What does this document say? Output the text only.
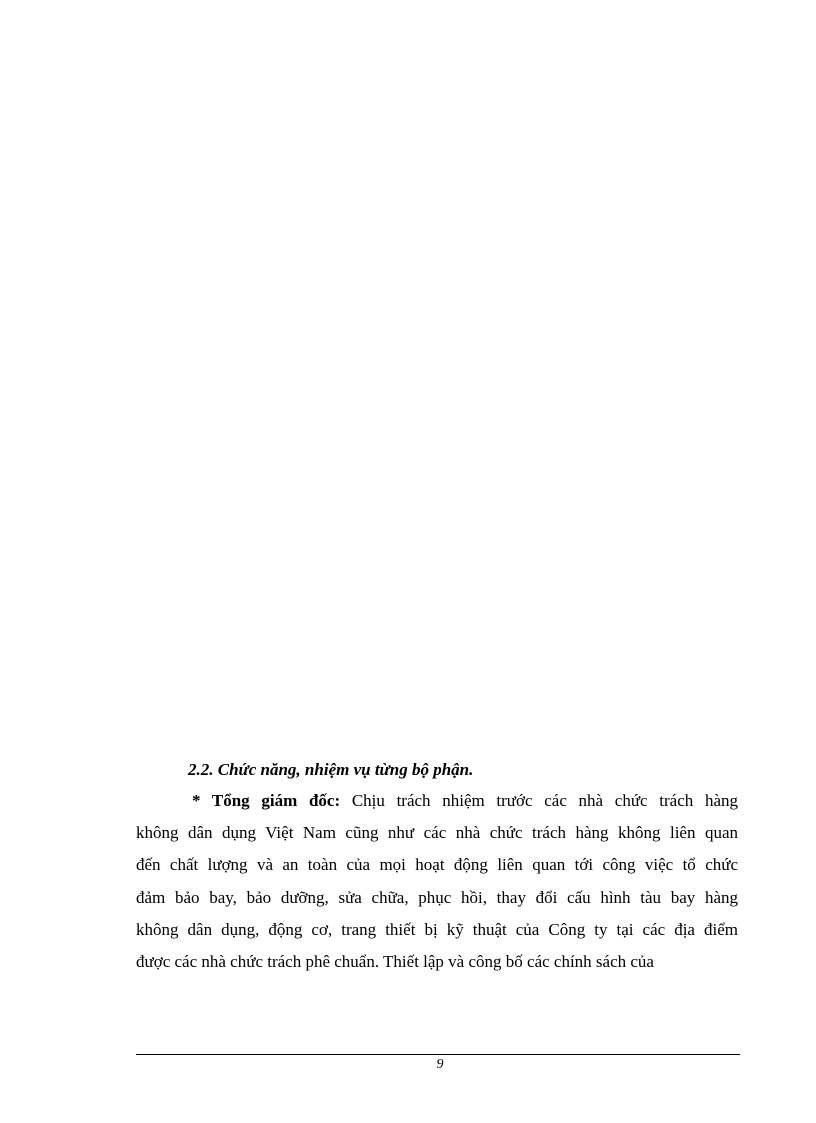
2.2. Chức năng, nhiệm vụ từng bộ phận.
* Tổng giám đốc: Chịu trách nhiệm trước các nhà chức trách hàng
không dân dụng Việt Nam cũng như các nhà chức trách hàng không liên quan
đến chất lượng và an toàn của mọi hoạt động liên quan tới công việc tổ chức
đảm bảo bay, bảo dưỡng, sửa chữa, phục hồi, thay đổi cấu hình tàu bay hàng
không dân dụng, động cơ, trang thiết bị kỹ thuật của Công ty tại các địa điểm
được các nhà chức trách phê chuẩn. Thiết lập và công bố các chính sách của
9
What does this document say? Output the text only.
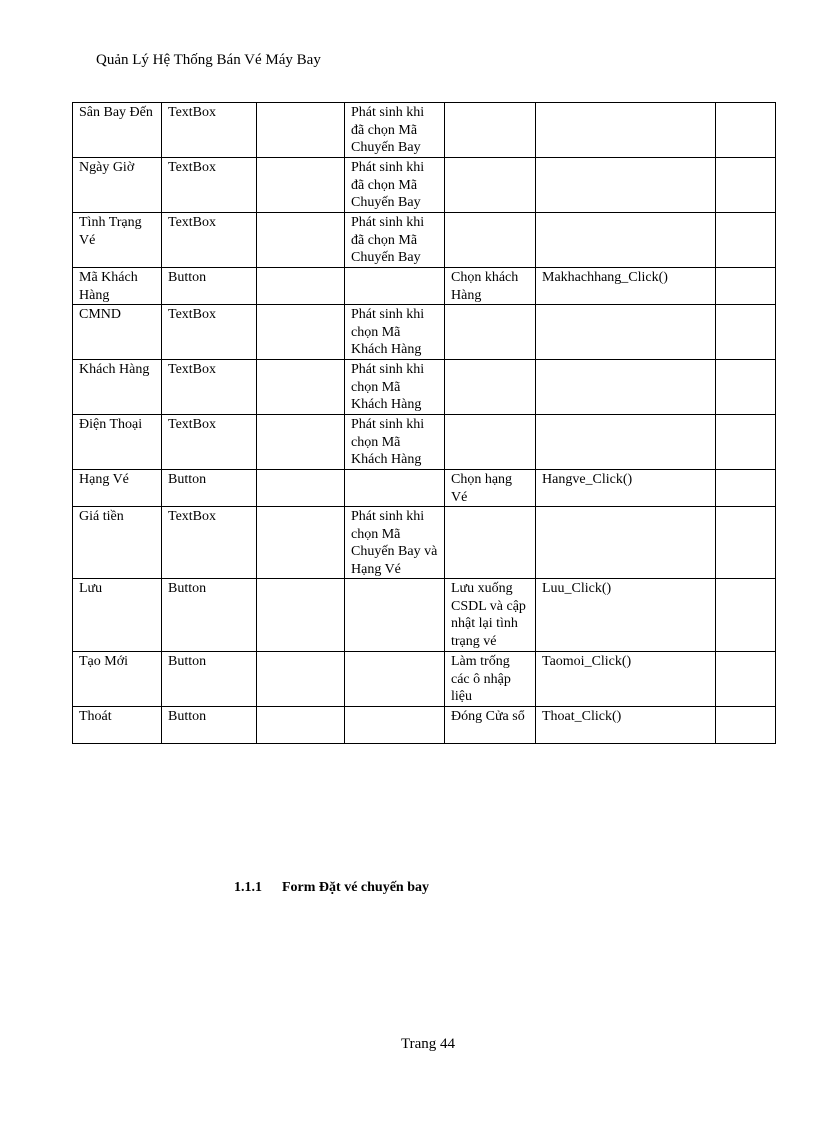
Quản Lý Hệ Thống Bán Vé Máy Bay
Sân Bay Đến	TextBox		Phát sinh khi đã chọn Mã Chuyến Bay			
Ngày Giờ	TextBox		Phát sinh khi đã chọn Mã Chuyến Bay			
Tình Trạng Vé	TextBox		Phát sinh khi đã chọn Mã Chuyến Bay			
Mã Khách Hàng	Button			Chọn khách Hàng	Makhachhang_Click()	
CMND	TextBox		Phát sinh khi chọn Mã Khách Hàng			
Khách Hàng	TextBox		Phát sinh khi chọn Mã Khách Hàng			
Điện Thoại	TextBox		Phát sinh khi chọn Mã Khách Hàng			
Hạng Vé	Button			Chọn hạng Vé	Hangve_Click()	
Giá tiền	TextBox		Phát sinh khi chọn Mã Chuyến Bay và Hạng Vé			
Lưu	Button			Lưu xuống CSDL và cập nhật lại tình trạng vé	Luu_Click()	
Tạo Mới	Button			Làm trống các ô nhập liệu	Taomoi_Click()	
Thoát	Button			Đóng Cửa sổ	Thoat_Click()	
1.1.1 Form Đặt vé chuyến bay
Trang 44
○ ○ ○ ○
**Task goal**:
Set the listing down in full and exactly. Pictures within it should not appear in the copy.

**Exercise output**:
What does this document say? Output the text only.
2.2. Chức năng, nhiệm vụ từng bộ phận.
* Tổng giám đốc: Chịu trách nhiệm trước các nhà chức trách hàng
không dân dụng Việt Nam cũng như các nhà chức trách hàng không liên quan
đến chất lượng và an toàn của mọi hoạt động liên quan tới công việc tổ chức
đảm bảo bay, bảo dưỡng, sửa chữa, phục hồi, thay đổi cấu hình tàu bay hàng
không dân dụng, động cơ, trang thiết bị kỹ thuật của Công ty tại các địa điểm
được các nhà chức trách phê chuẩn. Thiết lập và công bố các chính sách của
9
What does this document say? Output the text only.
Quản Lý Hệ Thống Bán Vé Máy Bay
Sân Bay Đến	TextBox		Phát sinh khi đã chọn Mã Chuyến Bay			
Ngày Giờ	TextBox		Phát sinh khi đã chọn Mã Chuyến Bay			
Tình Trạng Vé	TextBox		Phát sinh khi đã chọn Mã Chuyến Bay			
Mã Khách Hàng	Button			Chọn khách Hàng	Makhachhang_Click()	
CMND	TextBox		Phát sinh khi chọn Mã Khách Hàng			
Khách Hàng	TextBox		Phát sinh khi chọn Mã Khách Hàng			
Điện Thoại	TextBox		Phát sinh khi chọn Mã Khách Hàng			
Hạng Vé	Button			Chọn hạng Vé	Hangve_Click()	
Giá tiền	TextBox		Phát sinh khi chọn Mã Chuyến Bay và Hạng Vé			
Lưu	Button			Lưu xuống CSDL và cập nhật lại tình trạng vé	Luu_Click()	
Tạo Mới	Button			Làm trống các ô nhập liệu	Taomoi_Click()	
Thoát	Button			Đóng Cửa sổ	Thoat_Click()	
1.1.1 Form Đặt vé chuyến bay
Trang 44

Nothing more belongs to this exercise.